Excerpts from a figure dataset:
↓
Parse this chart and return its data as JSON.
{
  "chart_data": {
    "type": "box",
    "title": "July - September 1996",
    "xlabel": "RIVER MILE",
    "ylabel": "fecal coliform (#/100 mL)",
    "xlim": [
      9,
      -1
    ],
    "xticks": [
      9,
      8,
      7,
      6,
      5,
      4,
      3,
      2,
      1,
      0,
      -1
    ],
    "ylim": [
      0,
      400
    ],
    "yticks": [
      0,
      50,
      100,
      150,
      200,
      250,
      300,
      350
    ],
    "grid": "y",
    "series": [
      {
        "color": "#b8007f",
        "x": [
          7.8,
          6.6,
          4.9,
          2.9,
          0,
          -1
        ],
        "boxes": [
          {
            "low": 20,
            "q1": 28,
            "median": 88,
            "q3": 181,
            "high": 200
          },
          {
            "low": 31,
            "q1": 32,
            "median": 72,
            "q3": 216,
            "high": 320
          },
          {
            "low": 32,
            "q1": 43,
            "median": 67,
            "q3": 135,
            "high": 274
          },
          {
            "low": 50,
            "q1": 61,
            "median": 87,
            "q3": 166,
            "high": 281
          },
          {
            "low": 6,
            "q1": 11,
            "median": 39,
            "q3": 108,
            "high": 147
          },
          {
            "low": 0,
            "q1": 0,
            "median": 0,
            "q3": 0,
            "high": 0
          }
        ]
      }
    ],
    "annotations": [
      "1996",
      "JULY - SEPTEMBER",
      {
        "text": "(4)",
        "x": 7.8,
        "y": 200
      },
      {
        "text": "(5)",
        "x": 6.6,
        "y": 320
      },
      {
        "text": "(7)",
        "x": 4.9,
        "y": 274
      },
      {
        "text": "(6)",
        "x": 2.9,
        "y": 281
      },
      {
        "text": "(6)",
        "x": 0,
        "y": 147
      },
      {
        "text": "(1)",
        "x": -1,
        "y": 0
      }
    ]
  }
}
↑
INSTRUCTIONS FOR THE TASK >>
Tally up the lines in the records containing the word "text", then give the count and nothing else.

EXPECTED ANSWER >>
6